• _Exercise aim_
Scan the data beneath this task and copy each line that includes "ArabicTransformer".

• _Data entries_
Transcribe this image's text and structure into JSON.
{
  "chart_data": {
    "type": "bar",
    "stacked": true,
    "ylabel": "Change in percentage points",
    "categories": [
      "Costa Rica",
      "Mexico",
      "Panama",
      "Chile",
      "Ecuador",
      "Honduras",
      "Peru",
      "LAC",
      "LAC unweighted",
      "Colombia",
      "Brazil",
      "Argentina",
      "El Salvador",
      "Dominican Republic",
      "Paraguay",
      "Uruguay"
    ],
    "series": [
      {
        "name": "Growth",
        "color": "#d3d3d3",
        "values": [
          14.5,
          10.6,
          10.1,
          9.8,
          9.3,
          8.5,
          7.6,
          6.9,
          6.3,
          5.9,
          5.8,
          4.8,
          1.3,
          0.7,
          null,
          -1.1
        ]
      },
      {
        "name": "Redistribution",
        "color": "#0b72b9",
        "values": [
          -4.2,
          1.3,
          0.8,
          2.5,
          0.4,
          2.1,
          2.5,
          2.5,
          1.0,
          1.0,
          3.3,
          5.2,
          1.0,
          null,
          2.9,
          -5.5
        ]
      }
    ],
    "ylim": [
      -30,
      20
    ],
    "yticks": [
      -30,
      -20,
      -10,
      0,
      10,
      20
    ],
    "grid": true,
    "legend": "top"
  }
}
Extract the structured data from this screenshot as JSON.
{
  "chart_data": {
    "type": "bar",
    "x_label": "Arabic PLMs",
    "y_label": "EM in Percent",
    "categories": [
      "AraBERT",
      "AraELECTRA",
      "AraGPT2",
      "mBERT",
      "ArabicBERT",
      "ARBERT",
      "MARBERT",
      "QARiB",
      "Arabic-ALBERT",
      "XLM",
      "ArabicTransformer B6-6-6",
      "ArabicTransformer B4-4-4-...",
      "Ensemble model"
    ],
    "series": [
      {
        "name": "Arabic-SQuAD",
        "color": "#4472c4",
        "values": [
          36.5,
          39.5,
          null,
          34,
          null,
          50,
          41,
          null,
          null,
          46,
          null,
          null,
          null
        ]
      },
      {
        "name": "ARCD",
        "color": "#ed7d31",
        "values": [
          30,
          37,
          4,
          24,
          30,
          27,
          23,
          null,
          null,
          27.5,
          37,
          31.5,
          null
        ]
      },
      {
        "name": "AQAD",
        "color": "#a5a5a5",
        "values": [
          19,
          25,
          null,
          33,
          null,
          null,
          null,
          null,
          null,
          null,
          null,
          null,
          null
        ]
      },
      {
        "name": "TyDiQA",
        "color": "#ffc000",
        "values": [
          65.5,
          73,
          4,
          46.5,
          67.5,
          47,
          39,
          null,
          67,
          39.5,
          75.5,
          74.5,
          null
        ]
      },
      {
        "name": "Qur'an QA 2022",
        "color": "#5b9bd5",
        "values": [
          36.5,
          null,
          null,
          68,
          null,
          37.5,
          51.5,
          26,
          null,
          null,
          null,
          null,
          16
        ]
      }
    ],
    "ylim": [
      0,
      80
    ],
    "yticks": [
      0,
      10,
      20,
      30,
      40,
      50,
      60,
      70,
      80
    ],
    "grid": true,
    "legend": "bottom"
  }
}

• _Correct result_
      "ArabicTransformer B6-6-6",
      "ArabicTransformer B4-4-4-...",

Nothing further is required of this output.